• _Stated task_
Pull every line with the word "Post" out of the entries below.

• _Data in this exercise_
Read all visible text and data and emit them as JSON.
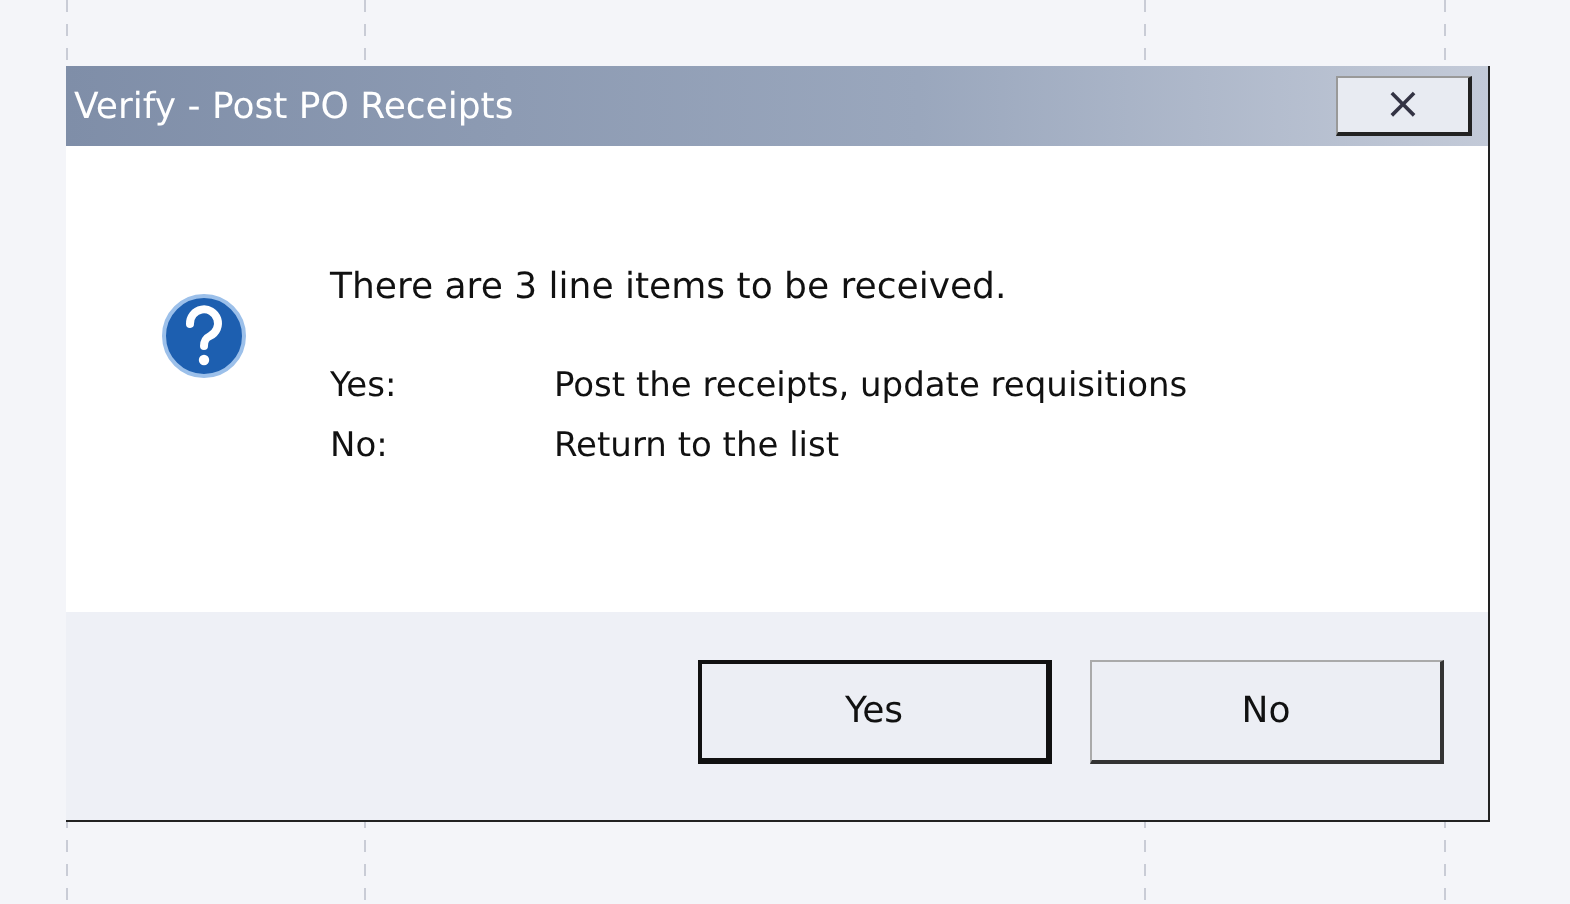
{
  "window": {
    "title": "Verify - Post PO Receipts",
    "close_label": "×"
  },
  "message": "There are 3 line items to be received.",
  "options": [
    {
      "label": "Yes:",
      "text": "Post the receipts, update requisitions"
    },
    {
      "label": "No:",
      "text": "Return to the list"
    }
  ],
  "buttons": [
    {
      "label": "Yes",
      "default": true
    },
    {
      "label": "No",
      "default": false
    }
  ]
}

• _Response to the exercise_
    "title": "Verify - Post PO Receipts",
      "text": "Post the receipts, update requisitions"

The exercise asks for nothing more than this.